From the listing below, pick out each line with the word "Generate".

***** DATA EXCERPTS

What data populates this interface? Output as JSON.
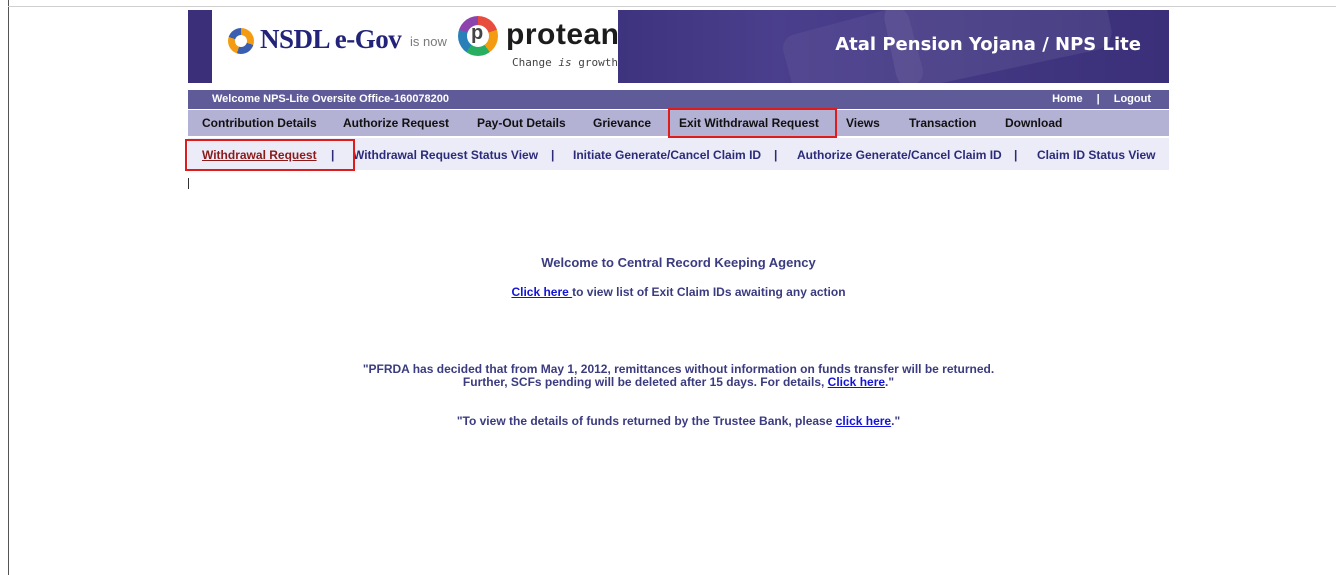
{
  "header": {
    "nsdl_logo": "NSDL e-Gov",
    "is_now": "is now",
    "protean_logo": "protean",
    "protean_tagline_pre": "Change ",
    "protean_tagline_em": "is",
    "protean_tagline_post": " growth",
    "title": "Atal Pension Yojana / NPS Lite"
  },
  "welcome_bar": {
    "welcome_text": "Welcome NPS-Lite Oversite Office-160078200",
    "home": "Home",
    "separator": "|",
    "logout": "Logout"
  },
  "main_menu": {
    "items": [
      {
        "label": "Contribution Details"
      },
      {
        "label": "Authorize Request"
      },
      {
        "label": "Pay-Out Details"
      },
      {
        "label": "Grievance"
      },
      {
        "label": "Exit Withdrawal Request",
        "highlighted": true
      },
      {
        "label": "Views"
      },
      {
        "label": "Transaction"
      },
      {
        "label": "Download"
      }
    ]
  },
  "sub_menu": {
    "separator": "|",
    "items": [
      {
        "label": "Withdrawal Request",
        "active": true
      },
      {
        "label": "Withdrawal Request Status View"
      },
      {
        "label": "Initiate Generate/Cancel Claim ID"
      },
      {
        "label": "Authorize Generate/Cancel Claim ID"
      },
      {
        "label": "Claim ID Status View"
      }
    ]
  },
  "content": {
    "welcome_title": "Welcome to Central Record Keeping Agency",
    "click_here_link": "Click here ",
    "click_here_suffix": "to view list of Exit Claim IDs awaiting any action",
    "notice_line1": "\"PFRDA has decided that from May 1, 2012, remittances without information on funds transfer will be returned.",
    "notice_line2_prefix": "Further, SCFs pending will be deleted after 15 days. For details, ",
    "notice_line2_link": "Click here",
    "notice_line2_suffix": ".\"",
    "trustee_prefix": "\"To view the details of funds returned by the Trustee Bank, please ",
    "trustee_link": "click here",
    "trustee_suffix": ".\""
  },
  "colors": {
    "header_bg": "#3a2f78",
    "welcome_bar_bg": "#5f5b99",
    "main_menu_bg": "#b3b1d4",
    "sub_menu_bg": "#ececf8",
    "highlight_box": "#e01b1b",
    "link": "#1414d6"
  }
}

**********

**EXERCISE OUTPUT:**
        "label": "Initiate Generate/Cancel Claim ID"
        "label": "Authorize Generate/Cancel Claim ID"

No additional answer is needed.